— Problem —
Using the records below, locate all lines containing "pierde" and return them.

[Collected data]
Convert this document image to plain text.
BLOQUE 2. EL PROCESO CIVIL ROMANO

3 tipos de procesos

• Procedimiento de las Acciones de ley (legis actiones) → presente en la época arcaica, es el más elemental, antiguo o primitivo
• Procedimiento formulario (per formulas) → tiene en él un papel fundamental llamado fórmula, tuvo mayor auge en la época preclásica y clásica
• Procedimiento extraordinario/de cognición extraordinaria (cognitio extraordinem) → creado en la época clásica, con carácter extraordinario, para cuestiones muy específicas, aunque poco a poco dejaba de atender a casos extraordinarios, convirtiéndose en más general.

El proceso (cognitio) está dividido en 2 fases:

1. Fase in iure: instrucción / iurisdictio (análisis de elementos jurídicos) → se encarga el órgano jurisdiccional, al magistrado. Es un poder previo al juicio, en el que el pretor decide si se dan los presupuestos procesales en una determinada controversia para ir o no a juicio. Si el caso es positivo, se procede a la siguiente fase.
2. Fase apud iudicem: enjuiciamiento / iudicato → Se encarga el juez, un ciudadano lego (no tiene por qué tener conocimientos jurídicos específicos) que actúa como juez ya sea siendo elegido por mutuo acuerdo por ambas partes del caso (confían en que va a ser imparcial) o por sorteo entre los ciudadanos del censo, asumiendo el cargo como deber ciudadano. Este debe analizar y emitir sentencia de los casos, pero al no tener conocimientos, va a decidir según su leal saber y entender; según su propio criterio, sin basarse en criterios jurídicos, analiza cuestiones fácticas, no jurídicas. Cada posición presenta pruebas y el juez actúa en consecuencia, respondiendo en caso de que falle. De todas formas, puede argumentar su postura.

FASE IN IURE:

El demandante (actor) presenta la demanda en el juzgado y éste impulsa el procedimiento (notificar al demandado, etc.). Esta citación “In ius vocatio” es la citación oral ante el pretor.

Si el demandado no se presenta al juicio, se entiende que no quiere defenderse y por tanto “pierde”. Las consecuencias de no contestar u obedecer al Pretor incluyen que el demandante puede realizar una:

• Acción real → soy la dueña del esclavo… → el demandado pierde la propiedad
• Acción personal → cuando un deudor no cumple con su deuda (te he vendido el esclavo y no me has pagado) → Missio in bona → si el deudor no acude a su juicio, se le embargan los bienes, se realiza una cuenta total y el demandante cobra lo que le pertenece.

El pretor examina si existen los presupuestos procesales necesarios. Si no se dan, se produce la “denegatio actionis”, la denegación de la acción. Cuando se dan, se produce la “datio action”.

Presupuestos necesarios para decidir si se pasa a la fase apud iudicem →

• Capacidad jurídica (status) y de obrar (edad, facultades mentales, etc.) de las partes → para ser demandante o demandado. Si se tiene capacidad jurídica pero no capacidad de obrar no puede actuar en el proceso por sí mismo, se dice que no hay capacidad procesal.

— Response for this exercise —
Si el demandado no se presenta al juicio, se entiende que no quiere defenderse y por tanto “pierde”. Las consecuencias de no contestar u obedecer al Pretor incluyen que el demandante puede realizar una:
• Acción real → soy la dueña del esclavo… → el demandado pierde la propiedad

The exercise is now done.